(Collected data entries)
....
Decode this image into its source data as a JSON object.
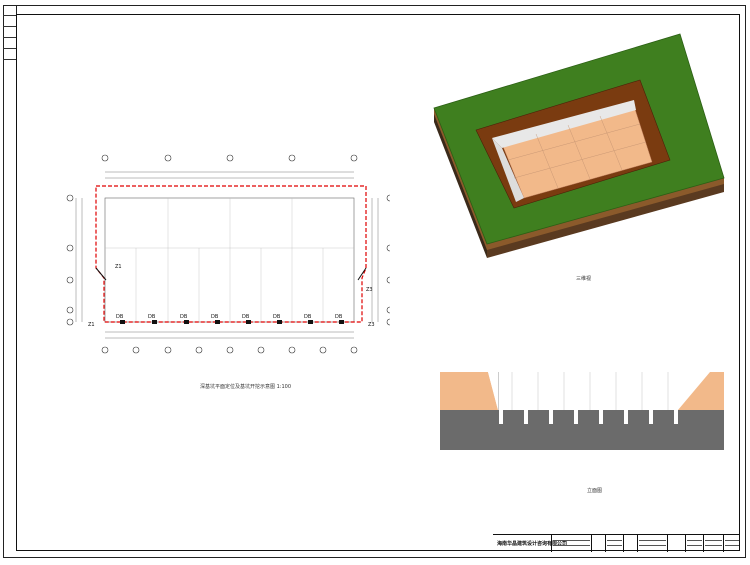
{
  "drawing": {
    "plan_title": "深基坑平面定位及基坑开挖示意图 1:100",
    "view_3d_label": "三维视",
    "elevation_label": "立面图",
    "company": "海南华晶建筑设计咨询有限公司"
  },
  "colors": {
    "grass": "#3f7f1f",
    "soil": "#7a3b10",
    "pit_floor": "#f2b98a",
    "red_dash": "#e00000",
    "asphalt": "#6b6b6b"
  }
}
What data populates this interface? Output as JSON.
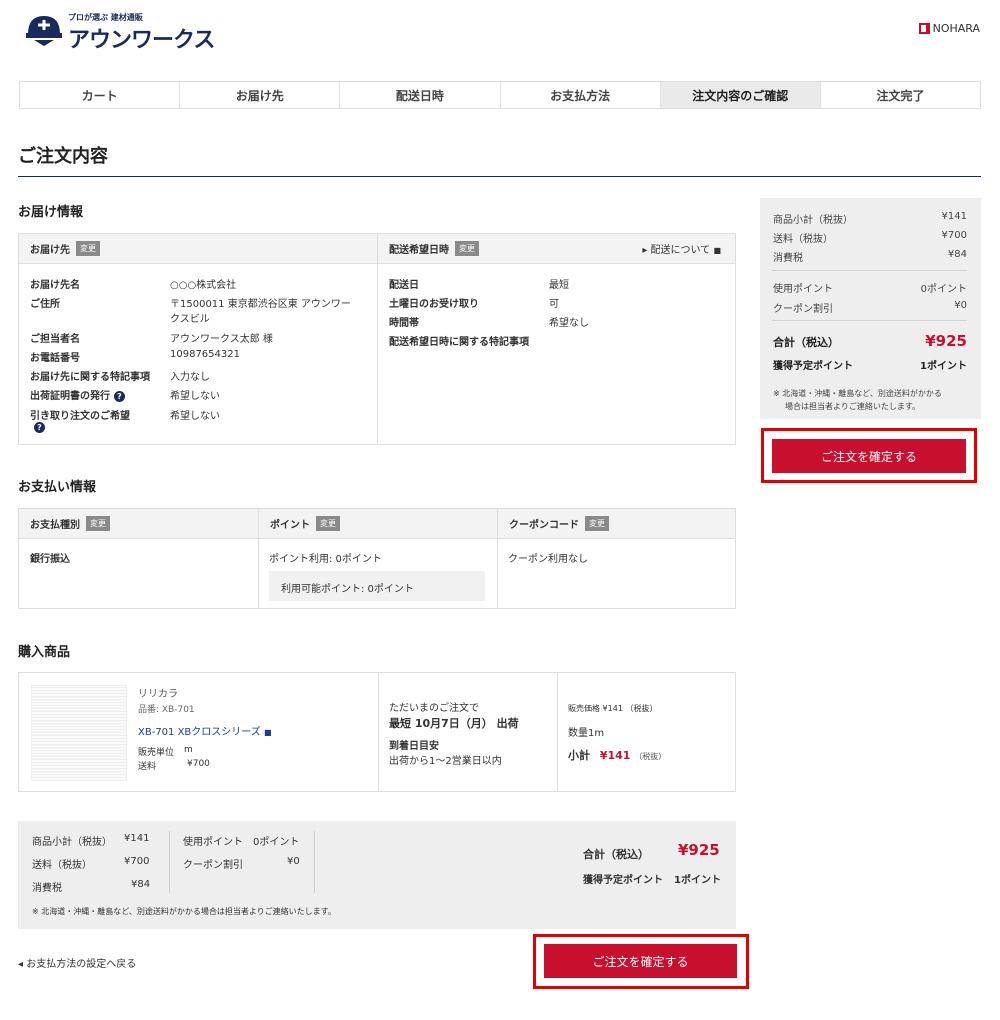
{
  "header": {
    "tagline": "プロが選ぶ 建材通販",
    "brand": "アウンワークス",
    "partner": "NOHARA"
  },
  "steps": [
    {
      "label": "カート"
    },
    {
      "label": "お届け先"
    },
    {
      "label": "配送日時"
    },
    {
      "label": "お支払方法"
    },
    {
      "label": "注文内容のご確認"
    },
    {
      "label": "注文完了"
    }
  ],
  "page_title": "ご注文内容",
  "delivery": {
    "section_title": "お届け情報",
    "dest_header": "お届け先",
    "change": "変更",
    "date_header": "配送希望日時",
    "about_link": "配送について",
    "dest_rows": [
      {
        "k": "お届け先名",
        "v": "○○○株式会社"
      },
      {
        "k": "ご住所",
        "v": "〒1500011 東京都渋谷区東 アウンワー",
        "v2": "クスビル"
      },
      {
        "k": "ご担当者名",
        "v": "アウンワークス太郎 様"
      },
      {
        "k": "お電話番号",
        "v": "10987654321"
      },
      {
        "k": "お届け先に関する特記事項",
        "v": "入力なし"
      },
      {
        "k": "出荷証明書の発行",
        "v": "希望しない"
      },
      {
        "k": "引き取り注文のご希望",
        "v": "希望しない"
      }
    ],
    "date_rows": [
      {
        "k": "配送日",
        "v": "最短"
      },
      {
        "k": "土曜日のお受け取り",
        "v": "可"
      },
      {
        "k": "時間帯",
        "v": "希望なし"
      },
      {
        "k": "配送希望日時に関する特記事項",
        "v": ""
      }
    ]
  },
  "payment": {
    "section_title": "お支払い情報",
    "type_header": "お支払種別",
    "point_header": "ポイント",
    "coupon_header": "クーポンコード",
    "change": "変更",
    "type_value": "銀行振込",
    "point_value": "ポイント利用: 0ポイント",
    "point_available": "利用可能ポイント: 0ポイント",
    "coupon_value": "クーポン利用なし"
  },
  "products": {
    "section_title": "購入商品",
    "maker": "リリカラ",
    "code": "品番: XB-701",
    "name": "XB-701 XBクロスシリーズ",
    "unit_label": "販売単位",
    "unit_value": "m",
    "ship_label": "送料",
    "ship_value": "¥700",
    "ship_note": "ただいまのご注文で",
    "ship_date": "最短 10月7日（月） 出荷",
    "arrival_label": "到着日目安",
    "arrival_value": "出荷から1〜2営業日以内",
    "price_label": "販売価格",
    "price_value": "¥141",
    "tax_ex": "（税抜）",
    "qty": "数量1m",
    "subtotal_label": "小計",
    "subtotal_value": "¥141"
  },
  "summary": {
    "subtotal_label": "商品小計（税抜）",
    "subtotal": "¥141",
    "shipping_label": "送料（税抜）",
    "shipping": "¥700",
    "tax_label": "消費税",
    "tax": "¥84",
    "points_label": "使用ポイント",
    "points": "0ポイント",
    "coupon_label": "クーポン割引",
    "coupon": "¥0",
    "total_label": "合計（税込）",
    "total": "¥925",
    "earn_label": "獲得予定ポイント",
    "earn": "1ポイント",
    "note": "※ 北海道・沖縄・離島など、別途送料がかかる場合は担当者よりご連絡いたします。",
    "note_a": "※ 北海道・沖縄・離島など、別途送料がかかる",
    "note_b": "場合は担当者よりご連絡いたします。"
  },
  "confirm_button": "ご注文を確定する",
  "back_link": "お支払方法の設定へ戻る"
}
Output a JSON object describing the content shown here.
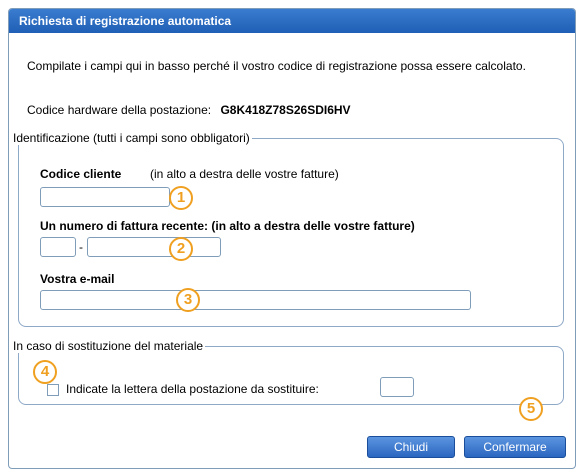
{
  "dialog": {
    "title": "Richiesta di registrazione automatica",
    "intro": "Compilate i campi qui in basso perché il vostro codice di registrazione possa essere calcolato.",
    "hardware_label": "Codice hardware della postazione:",
    "hardware_code": "G8K418Z78S26SDI6HV"
  },
  "identification": {
    "legend": "Identificazione (tutti i campi sono obbligatori)",
    "client_code_label": "Codice cliente",
    "client_code_hint": "(in alto a destra delle vostre fatture)",
    "client_code_value": "",
    "invoice_label": "Un numero di fattura recente: (in alto a destra delle vostre fatture)",
    "invoice_prefix_value": "",
    "invoice_dash": "-",
    "invoice_number_value": "",
    "email_label": "Vostra e-mail",
    "email_value": ""
  },
  "replacement": {
    "legend": "In caso di sostituzione del materiale",
    "checkbox_label": "Indicate la lettera della postazione da sostituire:",
    "checked": false,
    "letter_value": ""
  },
  "badges": [
    "1",
    "2",
    "3",
    "4",
    "5"
  ],
  "buttons": {
    "close": "Chiudi",
    "confirm": "Confermare"
  },
  "colors": {
    "title_bar": "#2a6cc4",
    "badge": "#f0a020",
    "button": "#3a76cf"
  }
}
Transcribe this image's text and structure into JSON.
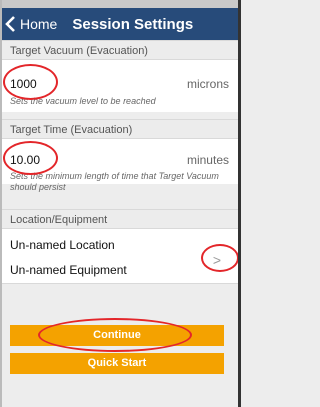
{
  "nav": {
    "back_label": "Home",
    "title": "Session Settings"
  },
  "vacuum": {
    "header": "Target Vacuum (Evacuation)",
    "value": "1000",
    "unit": "microns",
    "hint": "Sets the vacuum level to be reached"
  },
  "time": {
    "header": "Target Time (Evacuation)",
    "value": "10.00",
    "unit": "minutes",
    "hint": "Sets the minimum length of time that Target Vacuum should persist"
  },
  "location": {
    "header": "Location/Equipment",
    "location_label": "Un-named Location",
    "equipment_label": "Un-named Equipment"
  },
  "buttons": {
    "continue_label": "Continue",
    "quick_start_label": "Quick Start"
  },
  "colors": {
    "nav_bar": "#274b7a",
    "button": "#f4a200",
    "annotation": "#e3262a"
  }
}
....
- TASK INSTRUCTIONS: Make an exact copy of the data above, pictures excluded.

- EXERCISE SOLUTION:
Decode this image into its source data as a JSON object.
{
  "drawing": {
    "plan_title": "深基坑平面定位及基坑开挖示意图 1:100",
    "view_3d_label": "三维视",
    "elevation_label": "立面图",
    "company": "海南华晶建筑设计咨询有限公司"
  },
  "colors": {
    "grass": "#3f7f1f",
    "soil": "#7a3b10",
    "pit_floor": "#f2b98a",
    "red_dash": "#e00000",
    "asphalt": "#6b6b6b"
  }
}
What data populates this interface? Output as JSON.
{
  "header": {
    "tagline": "プロが選ぶ 建材通販",
    "brand": "アウンワークス",
    "partner": "NOHARA"
  },
  "steps": [
    {
      "label": "カート"
    },
    {
      "label": "お届け先"
    },
    {
      "label": "配送日時"
    },
    {
      "label": "お支払方法"
    },
    {
      "label": "注文内容のご確認"
    },
    {
      "label": "注文完了"
    }
  ],
  "page_title": "ご注文内容",
  "delivery": {
    "section_title": "お届け情報",
    "dest_header": "お届け先",
    "change": "変更",
    "date_header": "配送希望日時",
    "about_link": "配送について",
    "dest_rows": [
      {
        "k": "お届け先名",
        "v": "○○○株式会社"
      },
      {
        "k": "ご住所",
        "v": "〒1500011 東京都渋谷区東 アウンワー",
        "v2": "クスビル"
      },
      {
        "k": "ご担当者名",
        "v": "アウンワークス太郎 様"
      },
      {
        "k": "お電話番号",
        "v": "10987654321"
      },
      {
        "k": "お届け先に関する特記事項",
        "v": "入力なし"
      },
      {
        "k": "出荷証明書の発行",
        "v": "希望しない"
      },
      {
        "k": "引き取り注文のご希望",
        "v": "希望しない"
      }
    ],
    "date_rows": [
      {
        "k": "配送日",
        "v": "最短"
      },
      {
        "k": "土曜日のお受け取り",
        "v": "可"
      },
      {
        "k": "時間帯",
        "v": "希望なし"
      },
      {
        "k": "配送希望日時に関する特記事項",
        "v": ""
      }
    ]
  },
  "payment": {
    "section_title": "お支払い情報",
    "type_header": "お支払種別",
    "point_header": "ポイント",
    "coupon_header": "クーポンコード",
    "change": "変更",
    "type_value": "銀行振込",
    "point_value": "ポイント利用: 0ポイント",
    "point_available": "利用可能ポイント: 0ポイント",
    "coupon_value": "クーポン利用なし"
  },
  "products": {
    "section_title": "購入商品",
    "maker": "リリカラ",
    "code": "品番: XB-701",
    "name": "XB-701 XBクロスシリーズ",
    "unit_label": "販売単位",
    "unit_value": "m",
    "ship_label": "送料",
    "ship_value": "¥700",
    "ship_note": "ただいまのご注文で",
    "ship_date": "最短 10月7日（月） 出荷",
    "arrival_label": "到着日目安",
    "arrival_value": "出荷から1〜2営業日以内",
    "price_label": "販売価格",
    "price_value": "¥141",
    "tax_ex": "（税抜）",
    "qty": "数量1m",
    "subtotal_label": "小計",
    "subtotal_value": "¥141"
  },
  "summary": {
    "subtotal_label": "商品小計（税抜）",
    "subtotal": "¥141",
    "shipping_label": "送料（税抜）",
    "shipping": "¥700",
    "tax_label": "消費税",
    "tax": "¥84",
    "points_label": "使用ポイント",
    "points": "0ポイント",
    "coupon_label": "クーポン割引",
    "coupon": "¥0",
    "total_label": "合計（税込）",
    "total": "¥925",
    "earn_label": "獲得予定ポイント",
    "earn": "1ポイント",
    "note": "※ 北海道・沖縄・離島など、別途送料がかかる場合は担当者よりご連絡いたします。",
    "note_a": "※ 北海道・沖縄・離島など、別途送料がかかる",
    "note_b": "場合は担当者よりご連絡いたします。"
  },
  "confirm_button": "ご注文を確定する",
  "back_link": "お支払方法の設定へ戻る"
}
Output a JSON object describing the content shown here.
{
  "dialog": {
    "title": "Richiesta di registrazione automatica",
    "intro": "Compilate i campi qui in basso perché il vostro codice di registrazione possa essere calcolato.",
    "hardware_label": "Codice hardware della postazione:",
    "hardware_code": "G8K418Z78S26SDI6HV"
  },
  "identification": {
    "legend": "Identificazione (tutti i campi sono obbligatori)",
    "client_code_label": "Codice cliente",
    "client_code_hint": "(in alto a destra delle vostre fatture)",
    "client_code_value": "",
    "invoice_label": "Un numero di fattura recente: (in alto a destra delle vostre fatture)",
    "invoice_prefix_value": "",
    "invoice_dash": "-",
    "invoice_number_value": "",
    "email_label": "Vostra e-mail",
    "email_value": ""
  },
  "replacement": {
    "legend": "In caso di sostituzione del materiale",
    "checkbox_label": "Indicate la lettera della postazione da sostituire:",
    "checked": false,
    "letter_value": ""
  },
  "badges": [
    "1",
    "2",
    "3",
    "4",
    "5"
  ],
  "buttons": {
    "close": "Chiudi",
    "confirm": "Confermare"
  },
  "colors": {
    "title_bar": "#2a6cc4",
    "badge": "#f0a020",
    "button": "#3a76cf"
  }
}
Transcribe this image's text and structure into JSON.
{
  "nav": {
    "back_label": "Home",
    "title": "Session Settings"
  },
  "vacuum": {
    "header": "Target Vacuum (Evacuation)",
    "value": "1000",
    "unit": "microns",
    "hint": "Sets the vacuum level to be reached"
  },
  "time": {
    "header": "Target Time (Evacuation)",
    "value": "10.00",
    "unit": "minutes",
    "hint": "Sets the minimum length of time that Target Vacuum should persist"
  },
  "location": {
    "header": "Location/Equipment",
    "location_label": "Un-named Location",
    "equipment_label": "Un-named Equipment"
  },
  "buttons": {
    "continue_label": "Continue",
    "quick_start_label": "Quick Start"
  },
  "colors": {
    "nav_bar": "#274b7a",
    "button": "#f4a200",
    "annotation": "#e3262a"
  }
}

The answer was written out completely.